-- start ROWS --

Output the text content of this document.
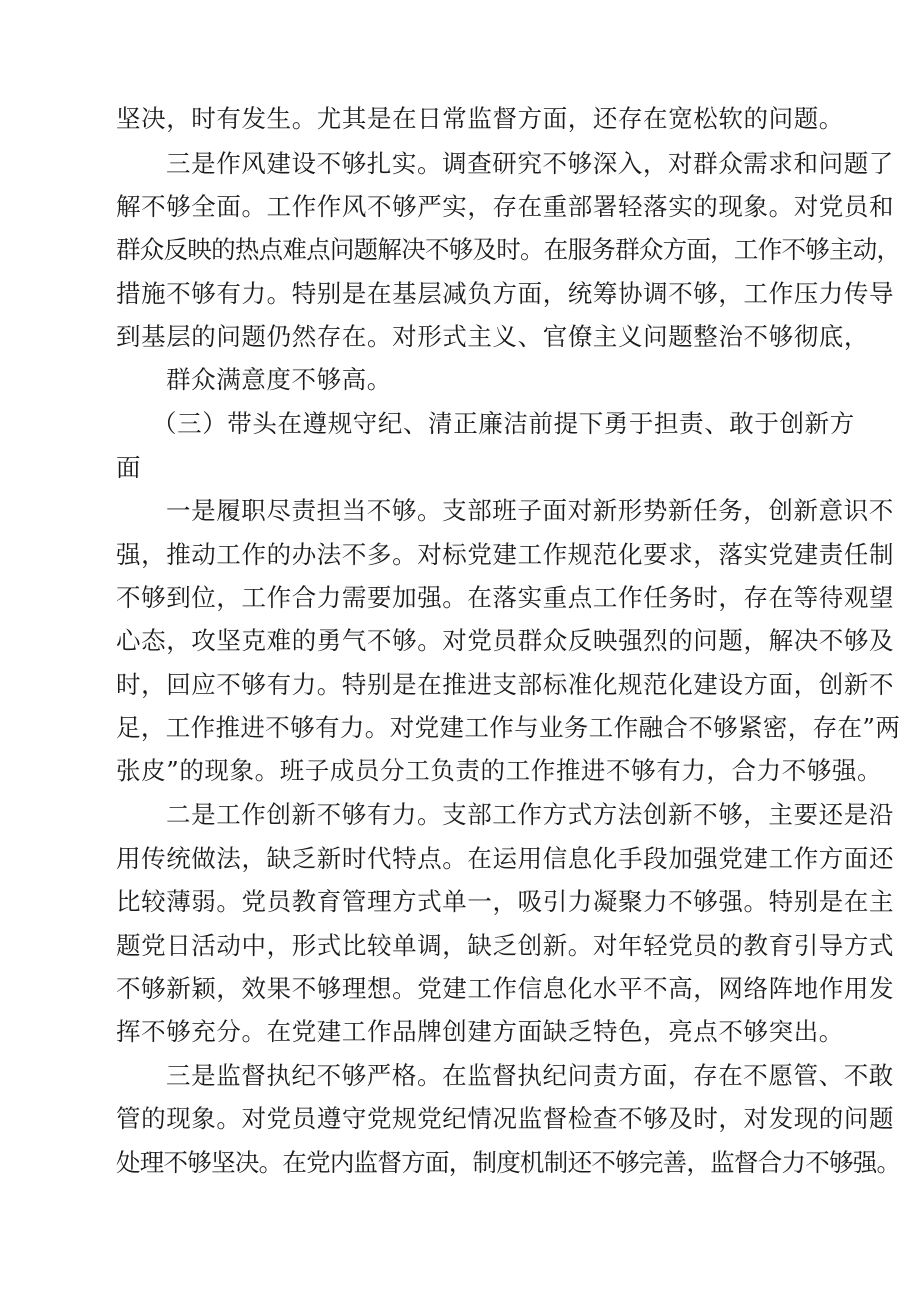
坚决，时有发生。尤其是在日常监督方面，还存在宽松软的问题。
三是作风建设不够扎实。调查研究不够深入，对群众需求和问题了
解不够全面。工作作风不够严实，存在重部署轻落实的现象。对党员和
群众反映的热点难点问题解决不够及时。在服务群众方面，工作不够主动，
措施不够有力。特别是在基层减负方面，统筹协调不够，工作压力传导
到基层的问题仍然存在。对形式主义、官僚主义问题整治不够彻底，
群众满意度不够高。
（三）带头在遵规守纪、清正廉洁前提下勇于担责、敢于创新方
面
一是履职尽责担当不够。支部班子面对新形势新任务，创新意识不
强，推动工作的办法不多。对标党建工作规范化要求，落实党建责任制
不够到位，工作合力需要加强。在落实重点工作任务时，存在等待观望
心态，攻坚克难的勇气不够。对党员群众反映强烈的问题，解决不够及
时，回应不够有力。特别是在推进支部标准化规范化建设方面，创新不
足，工作推进不够有力。对党建工作与业务工作融合不够紧密，存在”两
张皮”的现象。班子成员分工负责的工作推进不够有力，合力不够强。
二是工作创新不够有力。支部工作方式方法创新不够，主要还是沿
用传统做法，缺乏新时代特点。在运用信息化手段加强党建工作方面还
比较薄弱。党员教育管理方式单一，吸引力凝聚力不够强。特别是在主
题党日活动中，形式比较单调，缺乏创新。对年轻党员的教育引导方式
不够新颖，效果不够理想。党建工作信息化水平不高，网络阵地作用发
挥不够充分。在党建工作品牌创建方面缺乏特色，亮点不够突出。
三是监督执纪不够严格。在监督执纪问责方面，存在不愿管、不敢
管的现象。对党员遵守党规党纪情况监督检查不够及时，对发现的问题
处理不够坚决。在党内监督方面，制度机制还不够完善，监督合力不够强。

-- end ROWS --

Using the data above, write out every line exactly, leaving the images behind.

Output the text content of this document.
坚决，时有发生。尤其是在日常监督方面，还存在宽松软的问题。
三是作风建设不够扎实。调查研究不够深入，对群众需求和问题了
解不够全面。工作作风不够严实，存在重部署轻落实的现象。对党员和
群众反映的热点难点问题解决不够及时。在服务群众方面，工作不够主动，
措施不够有力。特别是在基层减负方面，统筹协调不够，工作压力传导
到基层的问题仍然存在。对形式主义、官僚主义问题整治不够彻底，
群众满意度不够高。
（三）带头在遵规守纪、清正廉洁前提下勇于担责、敢于创新方
面
一是履职尽责担当不够。支部班子面对新形势新任务，创新意识不
强，推动工作的办法不多。对标党建工作规范化要求，落实党建责任制
不够到位，工作合力需要加强。在落实重点工作任务时，存在等待观望
心态，攻坚克难的勇气不够。对党员群众反映强烈的问题，解决不够及
时，回应不够有力。特别是在推进支部标准化规范化建设方面，创新不
足，工作推进不够有力。对党建工作与业务工作融合不够紧密，存在”两
张皮”的现象。班子成员分工负责的工作推进不够有力，合力不够强。
二是工作创新不够有力。支部工作方式方法创新不够，主要还是沿
用传统做法，缺乏新时代特点。在运用信息化手段加强党建工作方面还
比较薄弱。党员教育管理方式单一，吸引力凝聚力不够强。特别是在主
题党日活动中，形式比较单调，缺乏创新。对年轻党员的教育引导方式
不够新颖，效果不够理想。党建工作信息化水平不高，网络阵地作用发
挥不够充分。在党建工作品牌创建方面缺乏特色，亮点不够突出。
三是监督执纪不够严格。在监督执纪问责方面，存在不愿管、不敢
管的现象。对党员遵守党规党纪情况监督检查不够及时，对发现的问题
处理不够坚决。在党内监督方面，制度机制还不够完善，监督合力不够强。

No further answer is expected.